Part of a data file
++++++++

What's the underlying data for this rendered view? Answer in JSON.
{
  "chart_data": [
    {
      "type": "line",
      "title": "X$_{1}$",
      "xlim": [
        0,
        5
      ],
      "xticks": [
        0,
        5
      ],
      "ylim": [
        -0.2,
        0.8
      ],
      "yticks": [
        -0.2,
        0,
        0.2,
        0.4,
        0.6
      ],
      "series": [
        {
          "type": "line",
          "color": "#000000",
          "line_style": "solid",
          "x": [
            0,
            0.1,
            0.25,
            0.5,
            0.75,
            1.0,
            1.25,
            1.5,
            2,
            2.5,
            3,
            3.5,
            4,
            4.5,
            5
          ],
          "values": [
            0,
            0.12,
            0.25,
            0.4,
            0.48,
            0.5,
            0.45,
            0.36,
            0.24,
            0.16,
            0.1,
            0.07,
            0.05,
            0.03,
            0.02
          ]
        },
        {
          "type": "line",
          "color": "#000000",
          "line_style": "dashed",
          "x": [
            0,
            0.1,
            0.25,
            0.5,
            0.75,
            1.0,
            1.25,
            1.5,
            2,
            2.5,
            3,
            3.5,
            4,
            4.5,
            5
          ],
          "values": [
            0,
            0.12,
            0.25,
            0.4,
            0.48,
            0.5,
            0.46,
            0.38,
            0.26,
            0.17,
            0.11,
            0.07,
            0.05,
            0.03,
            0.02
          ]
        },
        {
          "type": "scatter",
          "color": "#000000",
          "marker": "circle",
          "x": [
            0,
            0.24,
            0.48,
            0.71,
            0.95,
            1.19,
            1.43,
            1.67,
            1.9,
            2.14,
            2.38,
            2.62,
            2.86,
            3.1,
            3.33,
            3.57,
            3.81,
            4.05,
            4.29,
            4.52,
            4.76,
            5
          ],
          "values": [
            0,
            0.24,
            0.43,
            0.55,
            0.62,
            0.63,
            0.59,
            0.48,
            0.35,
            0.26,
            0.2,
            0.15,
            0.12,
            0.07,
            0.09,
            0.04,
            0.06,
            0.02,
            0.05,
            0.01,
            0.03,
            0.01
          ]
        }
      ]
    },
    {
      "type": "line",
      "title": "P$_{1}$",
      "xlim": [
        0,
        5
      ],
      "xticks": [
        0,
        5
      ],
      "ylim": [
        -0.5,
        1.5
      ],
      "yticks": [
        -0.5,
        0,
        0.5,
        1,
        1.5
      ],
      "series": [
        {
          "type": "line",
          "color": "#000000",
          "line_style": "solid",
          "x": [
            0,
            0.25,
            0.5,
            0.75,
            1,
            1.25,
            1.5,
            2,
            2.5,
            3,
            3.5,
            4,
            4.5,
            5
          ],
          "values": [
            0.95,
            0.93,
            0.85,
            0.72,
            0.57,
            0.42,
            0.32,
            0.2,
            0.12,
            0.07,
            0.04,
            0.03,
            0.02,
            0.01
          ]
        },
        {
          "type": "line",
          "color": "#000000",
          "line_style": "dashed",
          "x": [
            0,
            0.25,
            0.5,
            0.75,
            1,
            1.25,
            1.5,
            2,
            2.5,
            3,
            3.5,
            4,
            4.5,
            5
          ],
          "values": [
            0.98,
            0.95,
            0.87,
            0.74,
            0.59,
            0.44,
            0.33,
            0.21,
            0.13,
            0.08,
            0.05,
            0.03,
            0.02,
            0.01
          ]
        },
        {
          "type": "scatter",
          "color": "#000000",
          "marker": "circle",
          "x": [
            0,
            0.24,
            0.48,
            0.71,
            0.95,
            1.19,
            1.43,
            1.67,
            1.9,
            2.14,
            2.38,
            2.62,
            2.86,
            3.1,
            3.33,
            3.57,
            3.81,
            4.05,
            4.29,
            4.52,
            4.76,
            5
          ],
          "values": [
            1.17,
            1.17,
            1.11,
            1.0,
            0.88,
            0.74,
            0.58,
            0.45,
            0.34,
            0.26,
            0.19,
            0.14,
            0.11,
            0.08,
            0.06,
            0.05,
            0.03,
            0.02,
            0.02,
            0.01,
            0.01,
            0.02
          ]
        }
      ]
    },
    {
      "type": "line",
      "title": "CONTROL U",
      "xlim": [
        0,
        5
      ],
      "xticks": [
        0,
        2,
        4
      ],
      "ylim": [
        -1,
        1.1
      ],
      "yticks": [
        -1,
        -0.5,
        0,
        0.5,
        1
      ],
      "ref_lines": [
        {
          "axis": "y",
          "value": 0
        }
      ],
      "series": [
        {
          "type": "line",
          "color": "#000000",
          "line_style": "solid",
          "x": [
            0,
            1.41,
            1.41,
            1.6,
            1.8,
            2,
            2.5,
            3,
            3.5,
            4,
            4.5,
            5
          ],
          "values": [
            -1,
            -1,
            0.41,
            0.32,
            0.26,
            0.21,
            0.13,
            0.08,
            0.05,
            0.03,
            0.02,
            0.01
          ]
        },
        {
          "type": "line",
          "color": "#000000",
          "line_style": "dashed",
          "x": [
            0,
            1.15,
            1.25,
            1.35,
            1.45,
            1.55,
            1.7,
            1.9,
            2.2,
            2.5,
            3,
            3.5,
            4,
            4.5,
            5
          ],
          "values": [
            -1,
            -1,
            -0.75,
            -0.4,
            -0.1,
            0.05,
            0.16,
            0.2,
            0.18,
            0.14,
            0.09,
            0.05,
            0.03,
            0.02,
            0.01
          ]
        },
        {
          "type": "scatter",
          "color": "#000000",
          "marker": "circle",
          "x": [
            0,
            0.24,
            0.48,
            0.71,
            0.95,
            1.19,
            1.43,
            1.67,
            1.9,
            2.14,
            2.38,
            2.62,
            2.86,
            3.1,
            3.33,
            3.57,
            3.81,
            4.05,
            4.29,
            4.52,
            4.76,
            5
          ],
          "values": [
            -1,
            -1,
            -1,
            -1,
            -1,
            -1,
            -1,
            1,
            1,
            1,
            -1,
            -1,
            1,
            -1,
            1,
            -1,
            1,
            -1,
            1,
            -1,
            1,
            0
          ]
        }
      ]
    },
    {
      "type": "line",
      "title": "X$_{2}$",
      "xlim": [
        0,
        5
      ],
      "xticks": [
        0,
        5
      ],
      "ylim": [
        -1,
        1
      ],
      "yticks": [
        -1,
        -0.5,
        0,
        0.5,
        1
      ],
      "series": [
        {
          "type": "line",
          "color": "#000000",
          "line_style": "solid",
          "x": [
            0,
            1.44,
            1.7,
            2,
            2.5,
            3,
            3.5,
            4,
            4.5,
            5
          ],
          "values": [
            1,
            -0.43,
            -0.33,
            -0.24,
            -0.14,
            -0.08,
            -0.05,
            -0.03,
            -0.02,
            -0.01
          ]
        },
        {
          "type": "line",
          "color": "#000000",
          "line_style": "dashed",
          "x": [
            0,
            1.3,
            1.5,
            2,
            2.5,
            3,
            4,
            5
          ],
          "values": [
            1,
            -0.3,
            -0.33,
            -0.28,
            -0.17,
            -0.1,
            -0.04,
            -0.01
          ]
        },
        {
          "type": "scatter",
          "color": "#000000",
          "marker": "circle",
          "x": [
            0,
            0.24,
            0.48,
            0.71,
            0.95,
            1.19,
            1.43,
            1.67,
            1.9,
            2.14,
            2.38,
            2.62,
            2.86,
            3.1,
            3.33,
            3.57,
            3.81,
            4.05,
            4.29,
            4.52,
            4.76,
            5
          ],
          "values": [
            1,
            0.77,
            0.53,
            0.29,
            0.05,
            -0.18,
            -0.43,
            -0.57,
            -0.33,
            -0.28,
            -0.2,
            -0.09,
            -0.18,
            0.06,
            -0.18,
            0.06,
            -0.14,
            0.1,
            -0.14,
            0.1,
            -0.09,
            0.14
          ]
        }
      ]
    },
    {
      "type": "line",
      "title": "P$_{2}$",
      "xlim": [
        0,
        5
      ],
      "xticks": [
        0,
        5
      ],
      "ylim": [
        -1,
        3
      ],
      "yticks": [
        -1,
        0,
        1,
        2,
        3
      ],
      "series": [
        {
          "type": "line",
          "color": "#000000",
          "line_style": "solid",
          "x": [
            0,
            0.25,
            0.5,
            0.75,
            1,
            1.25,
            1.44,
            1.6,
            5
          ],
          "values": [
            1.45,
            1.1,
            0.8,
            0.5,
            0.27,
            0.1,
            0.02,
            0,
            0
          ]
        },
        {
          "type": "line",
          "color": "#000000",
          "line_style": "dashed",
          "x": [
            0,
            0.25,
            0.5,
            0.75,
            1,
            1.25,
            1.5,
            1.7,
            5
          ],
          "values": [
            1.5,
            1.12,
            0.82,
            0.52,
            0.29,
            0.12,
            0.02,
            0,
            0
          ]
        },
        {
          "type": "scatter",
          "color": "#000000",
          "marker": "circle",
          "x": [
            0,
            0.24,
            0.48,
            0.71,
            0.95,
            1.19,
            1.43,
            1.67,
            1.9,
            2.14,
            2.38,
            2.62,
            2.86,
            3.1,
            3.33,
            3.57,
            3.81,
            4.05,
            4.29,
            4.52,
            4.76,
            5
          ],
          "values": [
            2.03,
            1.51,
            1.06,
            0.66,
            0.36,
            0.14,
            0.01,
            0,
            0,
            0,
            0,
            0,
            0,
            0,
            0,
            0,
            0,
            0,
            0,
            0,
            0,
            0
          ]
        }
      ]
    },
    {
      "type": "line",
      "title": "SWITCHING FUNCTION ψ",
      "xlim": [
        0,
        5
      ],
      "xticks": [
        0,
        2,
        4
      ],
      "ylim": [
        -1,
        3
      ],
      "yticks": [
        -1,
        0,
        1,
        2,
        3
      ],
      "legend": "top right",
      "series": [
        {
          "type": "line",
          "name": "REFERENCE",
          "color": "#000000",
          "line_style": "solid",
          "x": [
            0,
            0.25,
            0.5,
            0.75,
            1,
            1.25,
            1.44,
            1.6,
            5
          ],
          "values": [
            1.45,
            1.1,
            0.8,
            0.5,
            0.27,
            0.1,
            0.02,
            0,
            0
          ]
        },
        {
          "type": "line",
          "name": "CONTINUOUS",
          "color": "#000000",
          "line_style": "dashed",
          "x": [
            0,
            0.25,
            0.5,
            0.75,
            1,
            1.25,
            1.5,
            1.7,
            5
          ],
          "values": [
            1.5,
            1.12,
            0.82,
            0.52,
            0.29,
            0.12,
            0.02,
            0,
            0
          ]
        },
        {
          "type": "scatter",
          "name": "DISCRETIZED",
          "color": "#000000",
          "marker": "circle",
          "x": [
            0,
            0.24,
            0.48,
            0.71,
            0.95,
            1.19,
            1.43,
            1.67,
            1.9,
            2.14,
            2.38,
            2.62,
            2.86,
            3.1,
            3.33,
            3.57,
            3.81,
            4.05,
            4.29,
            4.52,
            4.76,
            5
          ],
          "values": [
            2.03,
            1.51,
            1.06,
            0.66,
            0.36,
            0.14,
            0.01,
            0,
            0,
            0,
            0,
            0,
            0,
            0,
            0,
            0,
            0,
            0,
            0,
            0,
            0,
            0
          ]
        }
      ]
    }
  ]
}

++++++++

Track down all lines above with the string "name" and copy them.

          "name": "REFERENCE",
          "name": "CONTINUOUS",
          "name": "DISCRETIZED",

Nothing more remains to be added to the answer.